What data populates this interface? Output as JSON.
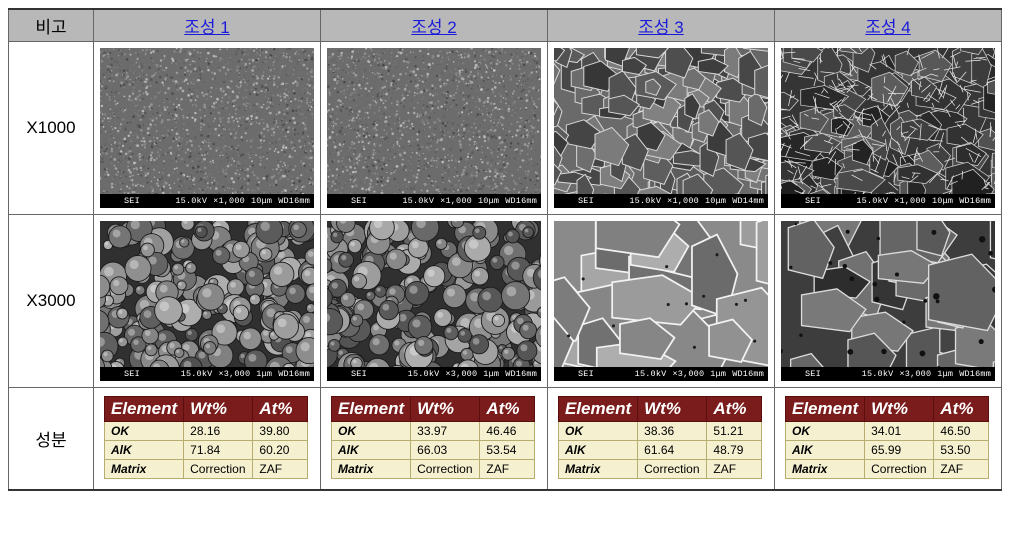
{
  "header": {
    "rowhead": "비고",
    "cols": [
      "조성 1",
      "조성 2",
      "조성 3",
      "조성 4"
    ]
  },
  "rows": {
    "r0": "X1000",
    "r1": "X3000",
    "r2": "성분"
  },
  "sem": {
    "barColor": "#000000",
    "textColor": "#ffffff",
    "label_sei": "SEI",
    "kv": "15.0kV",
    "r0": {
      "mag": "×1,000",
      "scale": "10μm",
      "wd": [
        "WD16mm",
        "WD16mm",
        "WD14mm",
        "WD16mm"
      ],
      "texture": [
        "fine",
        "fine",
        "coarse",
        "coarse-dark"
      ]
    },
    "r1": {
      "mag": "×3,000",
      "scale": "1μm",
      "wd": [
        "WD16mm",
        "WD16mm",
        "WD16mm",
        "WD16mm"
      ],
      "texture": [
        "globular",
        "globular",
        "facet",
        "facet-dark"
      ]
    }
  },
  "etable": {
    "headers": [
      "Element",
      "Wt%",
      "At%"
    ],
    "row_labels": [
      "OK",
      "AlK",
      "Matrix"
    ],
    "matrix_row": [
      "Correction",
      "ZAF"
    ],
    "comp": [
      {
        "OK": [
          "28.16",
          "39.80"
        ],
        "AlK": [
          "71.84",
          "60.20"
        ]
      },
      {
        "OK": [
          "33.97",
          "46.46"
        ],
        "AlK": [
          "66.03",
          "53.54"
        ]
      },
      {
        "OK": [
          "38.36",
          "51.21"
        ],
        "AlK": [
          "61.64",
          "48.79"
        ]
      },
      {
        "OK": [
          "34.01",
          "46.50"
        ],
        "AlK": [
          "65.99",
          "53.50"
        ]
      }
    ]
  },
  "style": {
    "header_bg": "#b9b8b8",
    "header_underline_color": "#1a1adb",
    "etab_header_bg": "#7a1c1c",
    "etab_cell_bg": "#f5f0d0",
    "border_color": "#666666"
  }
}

————

## AIM
Every record above should come back exactly, but without its pictures.

## ANSWER TO THE TASK
What data populates this interface? Output as JSON.
{
  "header": {
    "rowhead": "비고",
    "cols": [
      "조성 1",
      "조성 2",
      "조성 3",
      "조성 4"
    ]
  },
  "rows": {
    "r0": "X1000",
    "r1": "X3000",
    "r2": "성분"
  },
  "sem": {
    "barColor": "#000000",
    "textColor": "#ffffff",
    "label_sei": "SEI",
    "kv": "15.0kV",
    "r0": {
      "mag": "×1,000",
      "scale": "10μm",
      "wd": [
        "WD16mm",
        "WD16mm",
        "WD14mm",
        "WD16mm"
      ],
      "texture": [
        "fine",
        "fine",
        "coarse",
        "coarse-dark"
      ]
    },
    "r1": {
      "mag": "×3,000",
      "scale": "1μm",
      "wd": [
        "WD16mm",
        "WD16mm",
        "WD16mm",
        "WD16mm"
      ],
      "texture": [
        "globular",
        "globular",
        "facet",
        "facet-dark"
      ]
    }
  },
  "etable": {
    "headers": [
      "Element",
      "Wt%",
      "At%"
    ],
    "row_labels": [
      "OK",
      "AlK",
      "Matrix"
    ],
    "matrix_row": [
      "Correction",
      "ZAF"
    ],
    "comp": [
      {
        "OK": [
          "28.16",
          "39.80"
        ],
        "AlK": [
          "71.84",
          "60.20"
        ]
      },
      {
        "OK": [
          "33.97",
          "46.46"
        ],
        "AlK": [
          "66.03",
          "53.54"
        ]
      },
      {
        "OK": [
          "38.36",
          "51.21"
        ],
        "AlK": [
          "61.64",
          "48.79"
        ]
      },
      {
        "OK": [
          "34.01",
          "46.50"
        ],
        "AlK": [
          "65.99",
          "53.50"
        ]
      }
    ]
  },
  "style": {
    "header_bg": "#b9b8b8",
    "header_underline_color": "#1a1adb",
    "etab_header_bg": "#7a1c1c",
    "etab_cell_bg": "#f5f0d0",
    "border_color": "#666666"
  }
}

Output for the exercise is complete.